### Data entries

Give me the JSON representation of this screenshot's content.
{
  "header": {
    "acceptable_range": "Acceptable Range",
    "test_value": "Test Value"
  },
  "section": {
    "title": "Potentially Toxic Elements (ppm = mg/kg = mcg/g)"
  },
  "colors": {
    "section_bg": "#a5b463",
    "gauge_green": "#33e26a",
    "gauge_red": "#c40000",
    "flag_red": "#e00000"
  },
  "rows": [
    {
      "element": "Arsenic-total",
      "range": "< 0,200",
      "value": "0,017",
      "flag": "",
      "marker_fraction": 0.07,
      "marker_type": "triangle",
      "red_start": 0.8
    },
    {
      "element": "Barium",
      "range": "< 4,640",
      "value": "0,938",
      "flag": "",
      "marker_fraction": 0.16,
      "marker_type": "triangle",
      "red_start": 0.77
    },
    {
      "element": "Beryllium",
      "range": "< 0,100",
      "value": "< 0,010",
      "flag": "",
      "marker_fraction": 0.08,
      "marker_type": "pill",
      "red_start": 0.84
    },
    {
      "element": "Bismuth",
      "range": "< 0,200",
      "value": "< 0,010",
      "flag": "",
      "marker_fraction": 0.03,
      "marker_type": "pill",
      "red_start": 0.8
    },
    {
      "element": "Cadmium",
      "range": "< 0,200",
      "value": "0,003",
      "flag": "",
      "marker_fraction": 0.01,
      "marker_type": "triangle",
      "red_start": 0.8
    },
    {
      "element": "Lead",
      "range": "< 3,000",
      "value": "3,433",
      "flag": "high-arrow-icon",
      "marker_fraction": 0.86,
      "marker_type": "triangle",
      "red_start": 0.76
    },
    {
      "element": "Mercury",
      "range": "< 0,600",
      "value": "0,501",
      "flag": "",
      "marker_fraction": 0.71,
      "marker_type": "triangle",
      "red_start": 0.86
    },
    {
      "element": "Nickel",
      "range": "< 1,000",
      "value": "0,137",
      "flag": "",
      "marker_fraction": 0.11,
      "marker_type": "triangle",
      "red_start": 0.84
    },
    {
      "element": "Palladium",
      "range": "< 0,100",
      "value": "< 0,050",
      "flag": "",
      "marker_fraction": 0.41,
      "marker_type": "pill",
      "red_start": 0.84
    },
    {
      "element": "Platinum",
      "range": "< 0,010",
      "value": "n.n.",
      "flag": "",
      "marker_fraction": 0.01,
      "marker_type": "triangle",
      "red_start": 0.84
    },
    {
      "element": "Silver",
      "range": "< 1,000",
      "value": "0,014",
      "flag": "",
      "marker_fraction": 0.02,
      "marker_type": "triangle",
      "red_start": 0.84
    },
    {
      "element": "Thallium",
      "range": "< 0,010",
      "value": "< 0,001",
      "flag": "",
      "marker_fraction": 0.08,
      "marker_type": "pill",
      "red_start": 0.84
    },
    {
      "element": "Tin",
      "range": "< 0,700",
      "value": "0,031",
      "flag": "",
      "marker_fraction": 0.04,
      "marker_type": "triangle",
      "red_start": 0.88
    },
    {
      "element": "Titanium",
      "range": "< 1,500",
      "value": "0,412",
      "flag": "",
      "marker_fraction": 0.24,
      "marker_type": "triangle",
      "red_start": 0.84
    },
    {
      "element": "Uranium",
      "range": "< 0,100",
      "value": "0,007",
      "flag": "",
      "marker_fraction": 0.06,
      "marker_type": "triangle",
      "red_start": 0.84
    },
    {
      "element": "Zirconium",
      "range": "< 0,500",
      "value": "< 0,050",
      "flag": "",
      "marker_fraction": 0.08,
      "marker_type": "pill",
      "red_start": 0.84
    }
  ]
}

### TASK TO CARRY OUT
Recopy all the lines exactly as they appear.

### COMPLETED TASK
Give me the JSON representation of this screenshot's content.
{
  "header": {
    "acceptable_range": "Acceptable Range",
    "test_value": "Test Value"
  },
  "section": {
    "title": "Potentially Toxic Elements (ppm = mg/kg = mcg/g)"
  },
  "colors": {
    "section_bg": "#a5b463",
    "gauge_green": "#33e26a",
    "gauge_red": "#c40000",
    "flag_red": "#e00000"
  },
  "rows": [
    {
      "element": "Arsenic-total",
      "range": "< 0,200",
      "value": "0,017",
      "flag": "",
      "marker_fraction": 0.07,
      "marker_type": "triangle",
      "red_start": 0.8
    },
    {
      "element": "Barium",
      "range": "< 4,640",
      "value": "0,938",
      "flag": "",
      "marker_fraction": 0.16,
      "marker_type": "triangle",
      "red_start": 0.77
    },
    {
      "element": "Beryllium",
      "range": "< 0,100",
      "value": "< 0,010",
      "flag": "",
      "marker_fraction": 0.08,
      "marker_type": "pill",
      "red_start": 0.84
    },
    {
      "element": "Bismuth",
      "range": "< 0,200",
      "value": "< 0,010",
      "flag": "",
      "marker_fraction": 0.03,
      "marker_type": "pill",
      "red_start": 0.8
    },
    {
      "element": "Cadmium",
      "range": "< 0,200",
      "value": "0,003",
      "flag": "",
      "marker_fraction": 0.01,
      "marker_type": "triangle",
      "red_start": 0.8
    },
    {
      "element": "Lead",
      "range": "< 3,000",
      "value": "3,433",
      "flag": "high-arrow-icon",
      "marker_fraction": 0.86,
      "marker_type": "triangle",
      "red_start": 0.76
    },
    {
      "element": "Mercury",
      "range": "< 0,600",
      "value": "0,501",
      "flag": "",
      "marker_fraction": 0.71,
      "marker_type": "triangle",
      "red_start": 0.86
    },
    {
      "element": "Nickel",
      "range": "< 1,000",
      "value": "0,137",
      "flag": "",
      "marker_fraction": 0.11,
      "marker_type": "triangle",
      "red_start": 0.84
    },
    {
      "element": "Palladium",
      "range": "< 0,100",
      "value": "< 0,050",
      "flag": "",
      "marker_fraction": 0.41,
      "marker_type": "pill",
      "red_start": 0.84
    },
    {
      "element": "Platinum",
      "range": "< 0,010",
      "value": "n.n.",
      "flag": "",
      "marker_fraction": 0.01,
      "marker_type": "triangle",
      "red_start": 0.84
    },
    {
      "element": "Silver",
      "range": "< 1,000",
      "value": "0,014",
      "flag": "",
      "marker_fraction": 0.02,
      "marker_type": "triangle",
      "red_start": 0.84
    },
    {
      "element": "Thallium",
      "range": "< 0,010",
      "value": "< 0,001",
      "flag": "",
      "marker_fraction": 0.08,
      "marker_type": "pill",
      "red_start": 0.84
    },
    {
      "element": "Tin",
      "range": "< 0,700",
      "value": "0,031",
      "flag": "",
      "marker_fraction": 0.04,
      "marker_type": "triangle",
      "red_start": 0.88
    },
    {
      "element": "Titanium",
      "range": "< 1,500",
      "value": "0,412",
      "flag": "",
      "marker_fraction": 0.24,
      "marker_type": "triangle",
      "red_start": 0.84
    },
    {
      "element": "Uranium",
      "range": "< 0,100",
      "value": "0,007",
      "flag": "",
      "marker_fraction": 0.06,
      "marker_type": "triangle",
      "red_start": 0.84
    },
    {
      "element": "Zirconium",
      "range": "< 0,500",
      "value": "< 0,050",
      "flag": "",
      "marker_fraction": 0.08,
      "marker_type": "pill",
      "red_start": 0.84
    }
  ]
}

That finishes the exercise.